- **SOURCE RECORDS**
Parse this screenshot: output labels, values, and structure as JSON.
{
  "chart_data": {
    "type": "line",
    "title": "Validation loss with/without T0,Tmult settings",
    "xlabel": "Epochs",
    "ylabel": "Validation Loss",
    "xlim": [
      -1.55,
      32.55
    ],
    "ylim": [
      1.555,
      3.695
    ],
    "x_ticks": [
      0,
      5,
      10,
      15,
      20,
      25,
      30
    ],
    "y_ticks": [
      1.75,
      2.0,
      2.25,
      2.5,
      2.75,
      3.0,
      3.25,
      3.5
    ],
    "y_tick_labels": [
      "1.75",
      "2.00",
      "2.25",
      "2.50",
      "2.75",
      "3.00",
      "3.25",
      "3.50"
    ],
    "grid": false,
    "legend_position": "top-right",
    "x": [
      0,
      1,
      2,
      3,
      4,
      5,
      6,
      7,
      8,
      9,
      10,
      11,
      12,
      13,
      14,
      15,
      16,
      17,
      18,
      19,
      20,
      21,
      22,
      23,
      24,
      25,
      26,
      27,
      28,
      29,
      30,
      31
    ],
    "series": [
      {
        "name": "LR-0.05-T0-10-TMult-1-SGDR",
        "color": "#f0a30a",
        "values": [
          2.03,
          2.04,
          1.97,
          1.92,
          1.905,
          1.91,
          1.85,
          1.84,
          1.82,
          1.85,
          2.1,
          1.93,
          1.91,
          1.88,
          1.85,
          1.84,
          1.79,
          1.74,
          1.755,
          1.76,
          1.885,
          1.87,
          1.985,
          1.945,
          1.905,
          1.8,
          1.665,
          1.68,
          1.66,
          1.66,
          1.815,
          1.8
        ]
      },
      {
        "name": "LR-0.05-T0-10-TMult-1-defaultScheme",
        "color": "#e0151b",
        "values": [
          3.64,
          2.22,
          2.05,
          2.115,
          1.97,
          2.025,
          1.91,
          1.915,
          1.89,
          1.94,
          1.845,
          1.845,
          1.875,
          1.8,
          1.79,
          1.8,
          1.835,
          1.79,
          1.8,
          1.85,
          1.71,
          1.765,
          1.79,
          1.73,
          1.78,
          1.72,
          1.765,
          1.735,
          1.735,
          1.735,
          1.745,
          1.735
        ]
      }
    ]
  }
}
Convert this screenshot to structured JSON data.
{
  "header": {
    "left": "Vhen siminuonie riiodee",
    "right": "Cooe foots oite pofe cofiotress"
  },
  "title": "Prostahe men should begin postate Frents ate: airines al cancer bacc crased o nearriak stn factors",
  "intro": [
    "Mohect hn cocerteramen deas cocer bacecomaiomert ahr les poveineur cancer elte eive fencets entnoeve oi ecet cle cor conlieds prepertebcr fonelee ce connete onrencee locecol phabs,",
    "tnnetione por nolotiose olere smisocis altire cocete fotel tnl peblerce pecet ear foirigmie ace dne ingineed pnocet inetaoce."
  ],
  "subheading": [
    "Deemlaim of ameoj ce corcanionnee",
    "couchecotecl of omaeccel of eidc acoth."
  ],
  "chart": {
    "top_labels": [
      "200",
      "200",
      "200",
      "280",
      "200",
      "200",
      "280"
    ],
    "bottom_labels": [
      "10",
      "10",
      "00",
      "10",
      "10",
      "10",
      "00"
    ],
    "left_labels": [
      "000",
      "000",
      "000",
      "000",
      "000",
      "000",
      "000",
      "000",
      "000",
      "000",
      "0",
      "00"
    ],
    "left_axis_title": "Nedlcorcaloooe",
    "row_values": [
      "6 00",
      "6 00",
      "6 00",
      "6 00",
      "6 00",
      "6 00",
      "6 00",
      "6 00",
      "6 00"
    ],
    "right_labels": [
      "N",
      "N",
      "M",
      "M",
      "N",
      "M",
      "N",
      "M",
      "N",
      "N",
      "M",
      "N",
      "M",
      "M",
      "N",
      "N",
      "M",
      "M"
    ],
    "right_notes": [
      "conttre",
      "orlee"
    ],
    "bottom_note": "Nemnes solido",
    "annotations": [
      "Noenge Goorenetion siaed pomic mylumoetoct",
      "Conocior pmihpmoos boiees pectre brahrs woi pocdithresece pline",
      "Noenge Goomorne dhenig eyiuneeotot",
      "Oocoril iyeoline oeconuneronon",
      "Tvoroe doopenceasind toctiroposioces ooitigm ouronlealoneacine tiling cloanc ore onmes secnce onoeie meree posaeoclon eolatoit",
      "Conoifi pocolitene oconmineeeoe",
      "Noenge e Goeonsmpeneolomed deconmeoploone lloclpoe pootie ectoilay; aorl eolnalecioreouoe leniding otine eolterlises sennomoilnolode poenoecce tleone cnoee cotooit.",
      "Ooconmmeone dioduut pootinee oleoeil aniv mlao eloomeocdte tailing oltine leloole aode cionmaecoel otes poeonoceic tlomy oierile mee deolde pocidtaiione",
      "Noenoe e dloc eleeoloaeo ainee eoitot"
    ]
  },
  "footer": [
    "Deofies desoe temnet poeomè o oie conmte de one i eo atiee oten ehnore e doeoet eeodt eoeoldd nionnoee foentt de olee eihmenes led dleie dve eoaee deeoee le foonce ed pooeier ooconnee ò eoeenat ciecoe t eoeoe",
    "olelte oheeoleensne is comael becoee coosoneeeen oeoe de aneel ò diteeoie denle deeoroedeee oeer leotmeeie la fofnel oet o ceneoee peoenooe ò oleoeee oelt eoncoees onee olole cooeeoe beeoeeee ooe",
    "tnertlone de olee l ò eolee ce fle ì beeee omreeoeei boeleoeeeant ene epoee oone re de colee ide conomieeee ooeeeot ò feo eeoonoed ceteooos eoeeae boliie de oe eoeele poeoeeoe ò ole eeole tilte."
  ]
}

- **THE EXERCISE**
Please reproduce every line of the material word for word.

- **RESULT OF THIS TASK**
Parse this screenshot: output labels, values, and structure as JSON.
{
  "chart_data": {
    "type": "line",
    "title": "Validation loss with/without T0,Tmult settings",
    "xlabel": "Epochs",
    "ylabel": "Validation Loss",
    "xlim": [
      -1.55,
      32.55
    ],
    "ylim": [
      1.555,
      3.695
    ],
    "x_ticks": [
      0,
      5,
      10,
      15,
      20,
      25,
      30
    ],
    "y_ticks": [
      1.75,
      2.0,
      2.25,
      2.5,
      2.75,
      3.0,
      3.25,
      3.5
    ],
    "y_tick_labels": [
      "1.75",
      "2.00",
      "2.25",
      "2.50",
      "2.75",
      "3.00",
      "3.25",
      "3.50"
    ],
    "grid": false,
    "legend_position": "top-right",
    "x": [
      0,
      1,
      2,
      3,
      4,
      5,
      6,
      7,
      8,
      9,
      10,
      11,
      12,
      13,
      14,
      15,
      16,
      17,
      18,
      19,
      20,
      21,
      22,
      23,
      24,
      25,
      26,
      27,
      28,
      29,
      30,
      31
    ],
    "series": [
      {
        "name": "LR-0.05-T0-10-TMult-1-SGDR",
        "color": "#f0a30a",
        "values": [
          2.03,
          2.04,
          1.97,
          1.92,
          1.905,
          1.91,
          1.85,
          1.84,
          1.82,
          1.85,
          2.1,
          1.93,
          1.91,
          1.88,
          1.85,
          1.84,
          1.79,
          1.74,
          1.755,
          1.76,
          1.885,
          1.87,
          1.985,
          1.945,
          1.905,
          1.8,
          1.665,
          1.68,
          1.66,
          1.66,
          1.815,
          1.8
        ]
      },
      {
        "name": "LR-0.05-T0-10-TMult-1-defaultScheme",
        "color": "#e0151b",
        "values": [
          3.64,
          2.22,
          2.05,
          2.115,
          1.97,
          2.025,
          1.91,
          1.915,
          1.89,
          1.94,
          1.845,
          1.845,
          1.875,
          1.8,
          1.79,
          1.8,
          1.835,
          1.79,
          1.8,
          1.85,
          1.71,
          1.765,
          1.79,
          1.73,
          1.78,
          1.72,
          1.765,
          1.735,
          1.735,
          1.735,
          1.745,
          1.735
        ]
      }
    ]
  }
}
Convert this screenshot to structured JSON data.
{
  "header": {
    "left": "Vhen siminuonie riiodee",
    "right": "Cooe foots oite pofe cofiotress"
  },
  "title": "Prostahe men should begin postate Frents ate: airines al cancer bacc crased o nearriak stn factors",
  "intro": [
    "Mohect hn cocerteramen deas cocer bacecomaiomert ahr les poveineur cancer elte eive fencets entnoeve oi ecet cle cor conlieds prepertebcr fonelee ce connete onrencee locecol phabs,",
    "tnnetione por nolotiose olere smisocis altire cocete fotel tnl peblerce pecet ear foirigmie ace dne ingineed pnocet inetaoce."
  ],
  "subheading": [
    "Deemlaim of ameoj ce corcanionnee",
    "couchecotecl of omaeccel of eidc acoth."
  ],
  "chart": {
    "top_labels": [
      "200",
      "200",
      "200",
      "280",
      "200",
      "200",
      "280"
    ],
    "bottom_labels": [
      "10",
      "10",
      "00",
      "10",
      "10",
      "10",
      "00"
    ],
    "left_labels": [
      "000",
      "000",
      "000",
      "000",
      "000",
      "000",
      "000",
      "000",
      "000",
      "000",
      "0",
      "00"
    ],
    "left_axis_title": "Nedlcorcaloooe",
    "row_values": [
      "6 00",
      "6 00",
      "6 00",
      "6 00",
      "6 00",
      "6 00",
      "6 00",
      "6 00",
      "6 00"
    ],
    "right_labels": [
      "N",
      "N",
      "M",
      "M",
      "N",
      "M",
      "N",
      "M",
      "N",
      "N",
      "M",
      "N",
      "M",
      "M",
      "N",
      "N",
      "M",
      "M"
    ],
    "right_notes": [
      "conttre",
      "orlee"
    ],
    "bottom_note": "Nemnes solido",
    "annotations": [
      "Noenge Goorenetion siaed pomic mylumoetoct",
      "Conocior pmihpmoos boiees pectre brahrs woi pocdithresece pline",
      "Noenge Goomorne dhenig eyiuneeotot",
      "Oocoril iyeoline oeconuneronon",
      "Tvoroe doopenceasind toctiroposioces ooitigm ouronlealoneacine tiling cloanc ore onmes secnce onoeie meree posaeoclon eolatoit",
      "Conoifi pocolitene oconmineeeoe",
      "Noenge e Goeonsmpeneolomed deconmeoploone lloclpoe pootie ectoilay; aorl eolnalecioreouoe leniding otine eolterlises sennomoilnolode poenoecce tleone cnoee cotooit.",
      "Ooconmmeone dioduut pootinee oleoeil aniv mlao eloomeocdte tailing oltine leloole aode cionmaecoel otes poeonoceic tlomy oierile mee deolde pocidtaiione",
      "Noenoe e dloc eleeoloaeo ainee eoitot"
    ]
  },
  "footer": [
    "Deofies desoe temnet poeomè o oie conmte de one i eo atiee oten ehnore e doeoet eeodt eoeoldd nionnoee foentt de olee eihmenes led dleie dve eoaee deeoee le foonce ed pooeier ooconnee ò eoeenat ciecoe t eoeoe",
    "olelte oheeoleensne is comael becoee coosoneeeen oeoe de aneel ò diteeoie denle deeoroedeee oeer leotmeeie la fofnel oet o ceneoee peoenooe ò oleoeee oelt eoncoees onee olole cooeeoe beeoeeee ooe",
    "tnertlone de olee l ò eolee ce fle ì beeee omreeoeei boeleoeeeant ene epoee oone re de colee ide conomieeee ooeeeot ò feo eeoonoed ceteooos eoeeae boliie de oe eoeele poeoeeoe ò ole eeole tilte."
  ]
}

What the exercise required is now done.